### EXERCISE TASK
Convert the entries, from the very first line through the line containing "password-field-container: 😝 bbox=[212, 574, 1012, 638]", into a Markdown table with the columns Row and Line, numbering each row and leaving out blank lines.

^^^^^^^^^^^^^^^^

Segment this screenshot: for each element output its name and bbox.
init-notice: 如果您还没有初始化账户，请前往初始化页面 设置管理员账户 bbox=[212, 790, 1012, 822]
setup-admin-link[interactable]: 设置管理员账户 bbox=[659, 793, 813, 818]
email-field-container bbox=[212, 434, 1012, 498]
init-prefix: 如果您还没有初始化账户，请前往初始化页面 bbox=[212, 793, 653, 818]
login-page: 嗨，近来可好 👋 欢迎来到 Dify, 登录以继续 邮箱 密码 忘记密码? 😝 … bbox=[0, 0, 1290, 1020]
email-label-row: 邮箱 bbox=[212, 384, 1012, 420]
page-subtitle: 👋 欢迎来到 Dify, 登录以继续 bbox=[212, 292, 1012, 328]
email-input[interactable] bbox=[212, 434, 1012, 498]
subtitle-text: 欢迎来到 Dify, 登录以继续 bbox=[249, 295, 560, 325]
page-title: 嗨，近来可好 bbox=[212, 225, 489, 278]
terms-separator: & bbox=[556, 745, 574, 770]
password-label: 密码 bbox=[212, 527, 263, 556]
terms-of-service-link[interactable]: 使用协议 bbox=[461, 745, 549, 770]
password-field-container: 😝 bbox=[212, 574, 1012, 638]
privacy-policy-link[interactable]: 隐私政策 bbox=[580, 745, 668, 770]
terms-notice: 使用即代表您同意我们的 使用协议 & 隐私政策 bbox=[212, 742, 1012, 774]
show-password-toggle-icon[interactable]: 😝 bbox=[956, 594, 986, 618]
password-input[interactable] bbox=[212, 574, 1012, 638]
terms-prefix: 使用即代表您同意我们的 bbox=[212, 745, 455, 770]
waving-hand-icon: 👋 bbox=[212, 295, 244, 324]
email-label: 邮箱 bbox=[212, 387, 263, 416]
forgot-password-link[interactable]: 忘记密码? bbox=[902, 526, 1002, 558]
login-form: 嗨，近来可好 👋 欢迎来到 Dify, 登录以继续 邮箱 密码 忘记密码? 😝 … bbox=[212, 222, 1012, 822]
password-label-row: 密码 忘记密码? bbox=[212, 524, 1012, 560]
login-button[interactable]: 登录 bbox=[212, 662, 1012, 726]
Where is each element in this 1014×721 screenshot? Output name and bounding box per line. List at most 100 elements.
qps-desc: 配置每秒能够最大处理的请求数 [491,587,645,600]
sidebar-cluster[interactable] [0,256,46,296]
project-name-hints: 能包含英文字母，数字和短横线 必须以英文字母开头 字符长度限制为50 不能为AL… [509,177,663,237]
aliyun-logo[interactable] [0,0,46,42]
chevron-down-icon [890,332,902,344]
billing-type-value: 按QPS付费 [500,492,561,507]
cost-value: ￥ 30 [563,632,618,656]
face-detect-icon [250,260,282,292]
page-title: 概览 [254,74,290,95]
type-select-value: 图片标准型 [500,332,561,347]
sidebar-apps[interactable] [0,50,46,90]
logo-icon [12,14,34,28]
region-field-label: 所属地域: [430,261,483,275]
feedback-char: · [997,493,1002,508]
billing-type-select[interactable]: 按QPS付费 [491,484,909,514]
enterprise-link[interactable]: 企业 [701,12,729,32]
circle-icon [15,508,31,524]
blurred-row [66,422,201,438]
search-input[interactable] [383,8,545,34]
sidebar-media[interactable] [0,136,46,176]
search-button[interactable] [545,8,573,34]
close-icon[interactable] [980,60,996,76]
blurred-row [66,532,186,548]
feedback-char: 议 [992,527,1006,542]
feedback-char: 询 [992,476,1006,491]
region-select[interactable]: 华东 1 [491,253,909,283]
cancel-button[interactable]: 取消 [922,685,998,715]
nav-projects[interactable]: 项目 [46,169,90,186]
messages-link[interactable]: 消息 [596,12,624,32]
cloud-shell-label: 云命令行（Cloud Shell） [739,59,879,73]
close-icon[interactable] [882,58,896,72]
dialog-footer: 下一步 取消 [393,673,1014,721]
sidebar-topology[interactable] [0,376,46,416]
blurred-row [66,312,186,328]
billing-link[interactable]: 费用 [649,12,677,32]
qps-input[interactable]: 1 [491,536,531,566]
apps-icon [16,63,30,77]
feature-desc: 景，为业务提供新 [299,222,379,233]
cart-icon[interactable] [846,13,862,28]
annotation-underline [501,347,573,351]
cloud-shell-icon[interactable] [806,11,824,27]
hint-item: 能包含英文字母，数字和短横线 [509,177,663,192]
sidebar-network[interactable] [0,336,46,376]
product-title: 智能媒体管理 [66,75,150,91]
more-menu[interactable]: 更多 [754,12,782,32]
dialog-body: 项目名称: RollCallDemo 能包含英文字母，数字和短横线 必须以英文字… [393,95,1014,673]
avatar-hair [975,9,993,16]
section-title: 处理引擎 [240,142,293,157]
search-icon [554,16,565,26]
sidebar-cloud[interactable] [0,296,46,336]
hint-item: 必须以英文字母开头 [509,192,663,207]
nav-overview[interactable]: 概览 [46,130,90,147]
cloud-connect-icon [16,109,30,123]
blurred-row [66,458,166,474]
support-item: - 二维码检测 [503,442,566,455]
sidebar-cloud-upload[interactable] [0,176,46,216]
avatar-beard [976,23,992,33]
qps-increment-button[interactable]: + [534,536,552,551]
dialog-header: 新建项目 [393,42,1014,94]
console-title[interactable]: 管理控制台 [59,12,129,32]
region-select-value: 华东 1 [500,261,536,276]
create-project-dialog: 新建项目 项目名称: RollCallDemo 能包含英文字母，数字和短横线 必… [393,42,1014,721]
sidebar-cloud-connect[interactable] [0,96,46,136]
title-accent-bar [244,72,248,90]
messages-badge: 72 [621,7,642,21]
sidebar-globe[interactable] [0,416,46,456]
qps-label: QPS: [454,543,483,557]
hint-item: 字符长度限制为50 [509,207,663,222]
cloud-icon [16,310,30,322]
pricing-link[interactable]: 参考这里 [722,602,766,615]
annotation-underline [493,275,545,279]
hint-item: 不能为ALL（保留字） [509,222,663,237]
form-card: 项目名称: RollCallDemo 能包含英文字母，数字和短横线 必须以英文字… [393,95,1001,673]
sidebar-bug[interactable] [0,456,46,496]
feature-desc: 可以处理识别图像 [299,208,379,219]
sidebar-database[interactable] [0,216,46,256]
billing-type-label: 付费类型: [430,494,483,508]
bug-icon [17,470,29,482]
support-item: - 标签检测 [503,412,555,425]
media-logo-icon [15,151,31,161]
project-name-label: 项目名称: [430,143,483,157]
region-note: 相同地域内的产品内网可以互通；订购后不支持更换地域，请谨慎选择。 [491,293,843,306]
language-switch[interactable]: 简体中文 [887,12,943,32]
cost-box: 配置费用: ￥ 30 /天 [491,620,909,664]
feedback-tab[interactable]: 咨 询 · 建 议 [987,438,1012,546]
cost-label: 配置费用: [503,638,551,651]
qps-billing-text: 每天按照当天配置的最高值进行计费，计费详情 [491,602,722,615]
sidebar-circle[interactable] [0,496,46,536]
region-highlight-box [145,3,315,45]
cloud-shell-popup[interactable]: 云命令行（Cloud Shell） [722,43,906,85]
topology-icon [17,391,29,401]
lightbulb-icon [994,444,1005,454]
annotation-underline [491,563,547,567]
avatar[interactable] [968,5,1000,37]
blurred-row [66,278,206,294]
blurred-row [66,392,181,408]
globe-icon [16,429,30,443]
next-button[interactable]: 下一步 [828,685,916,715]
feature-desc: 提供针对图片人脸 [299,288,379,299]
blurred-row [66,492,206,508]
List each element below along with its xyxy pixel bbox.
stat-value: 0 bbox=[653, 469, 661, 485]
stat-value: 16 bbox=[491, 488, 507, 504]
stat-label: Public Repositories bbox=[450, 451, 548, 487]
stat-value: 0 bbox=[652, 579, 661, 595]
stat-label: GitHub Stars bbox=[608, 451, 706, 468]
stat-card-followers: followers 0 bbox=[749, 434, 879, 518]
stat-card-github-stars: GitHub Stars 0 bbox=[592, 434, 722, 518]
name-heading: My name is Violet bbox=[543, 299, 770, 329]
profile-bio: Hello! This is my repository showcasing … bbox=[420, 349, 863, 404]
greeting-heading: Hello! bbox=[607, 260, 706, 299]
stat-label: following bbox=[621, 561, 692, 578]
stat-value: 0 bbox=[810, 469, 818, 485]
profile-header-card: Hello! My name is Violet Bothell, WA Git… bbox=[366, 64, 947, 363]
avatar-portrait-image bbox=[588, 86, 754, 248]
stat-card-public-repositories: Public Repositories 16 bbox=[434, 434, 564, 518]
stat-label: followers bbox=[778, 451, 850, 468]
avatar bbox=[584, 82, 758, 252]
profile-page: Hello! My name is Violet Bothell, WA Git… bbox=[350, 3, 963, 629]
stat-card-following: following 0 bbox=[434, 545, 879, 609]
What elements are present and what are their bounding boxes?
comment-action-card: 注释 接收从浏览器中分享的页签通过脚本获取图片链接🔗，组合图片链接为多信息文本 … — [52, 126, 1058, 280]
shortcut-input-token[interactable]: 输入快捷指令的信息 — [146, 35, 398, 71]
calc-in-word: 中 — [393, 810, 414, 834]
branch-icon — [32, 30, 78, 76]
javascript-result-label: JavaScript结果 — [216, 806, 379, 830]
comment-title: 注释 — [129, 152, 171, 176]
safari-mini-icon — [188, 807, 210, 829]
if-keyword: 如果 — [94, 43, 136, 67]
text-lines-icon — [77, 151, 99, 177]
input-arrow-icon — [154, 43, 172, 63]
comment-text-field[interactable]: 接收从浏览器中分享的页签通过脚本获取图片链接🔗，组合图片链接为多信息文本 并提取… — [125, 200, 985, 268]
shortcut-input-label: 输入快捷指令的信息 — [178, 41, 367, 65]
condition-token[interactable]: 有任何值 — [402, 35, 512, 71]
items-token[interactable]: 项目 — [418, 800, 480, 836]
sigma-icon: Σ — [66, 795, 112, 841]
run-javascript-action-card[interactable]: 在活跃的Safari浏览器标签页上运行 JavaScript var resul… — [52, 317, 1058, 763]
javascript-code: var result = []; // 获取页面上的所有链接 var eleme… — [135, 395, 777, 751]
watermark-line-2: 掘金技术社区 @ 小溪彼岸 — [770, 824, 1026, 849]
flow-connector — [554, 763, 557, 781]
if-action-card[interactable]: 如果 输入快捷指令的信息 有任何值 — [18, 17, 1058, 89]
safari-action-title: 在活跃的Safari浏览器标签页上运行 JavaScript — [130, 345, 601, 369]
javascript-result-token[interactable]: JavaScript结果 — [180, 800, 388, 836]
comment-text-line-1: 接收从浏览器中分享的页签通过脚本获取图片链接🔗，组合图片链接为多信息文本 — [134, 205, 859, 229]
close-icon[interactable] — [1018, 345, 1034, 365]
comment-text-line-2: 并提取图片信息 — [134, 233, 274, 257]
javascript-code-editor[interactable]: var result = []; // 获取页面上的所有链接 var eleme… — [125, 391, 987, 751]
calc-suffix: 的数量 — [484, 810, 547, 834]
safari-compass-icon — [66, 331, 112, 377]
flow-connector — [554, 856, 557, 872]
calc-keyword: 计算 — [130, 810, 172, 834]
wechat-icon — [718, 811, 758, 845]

^^^^^^^^^^^^^^^^

### SOLUTION FOR THIS PROBLEM
| Row | Line |
|---|---|
| 1 | Segment this screenshot: for each element output its name and bbox. |
| 2 | init-notice: 如果您还没有初始化账户，请前往初始化页面 设置管理员账户 bbox=[212, 790, 1012, 822] |
| 3 | setup-admin-link[interactable]: 设置管理员账户 bbox=[659, 793, 813, 818] |
| 4 | email-field-container bbox=[212, 434, 1012, 498] |
| 5 | init-prefix: 如果您还没有初始化账户，请前往初始化页面 bbox=[212, 793, 653, 818] |
| 6 | login-page: 嗨，近来可好 👋 欢迎来到 Dify, 登录以继续 邮箱 密码 忘记密码? 😝 … bbox=[0, 0, 1290, 1020] |
| 7 | email-label-row: 邮箱 bbox=[212, 384, 1012, 420] |
| 8 | page-subtitle: 👋 欢迎来到 Dify, 登录以继续 bbox=[212, 292, 1012, 328] |
| 9 | email-input[interactable] bbox=[212, 434, 1012, 498] |
| 10 | subtitle-text: 欢迎来到 Dify, 登录以继续 bbox=[249, 295, 560, 325] |
| 11 | page-title: 嗨，近来可好 bbox=[212, 225, 489, 278] |
| 12 | terms-separator: & bbox=[556, 745, 574, 770] |
| 13 | password-label: 密码 bbox=[212, 527, 263, 556] |
| 14 | terms-of-service-link[interactable]: 使用协议 bbox=[461, 745, 549, 770] |
| 15 | password-field-container: 😝 bbox=[212, 574, 1012, 638] |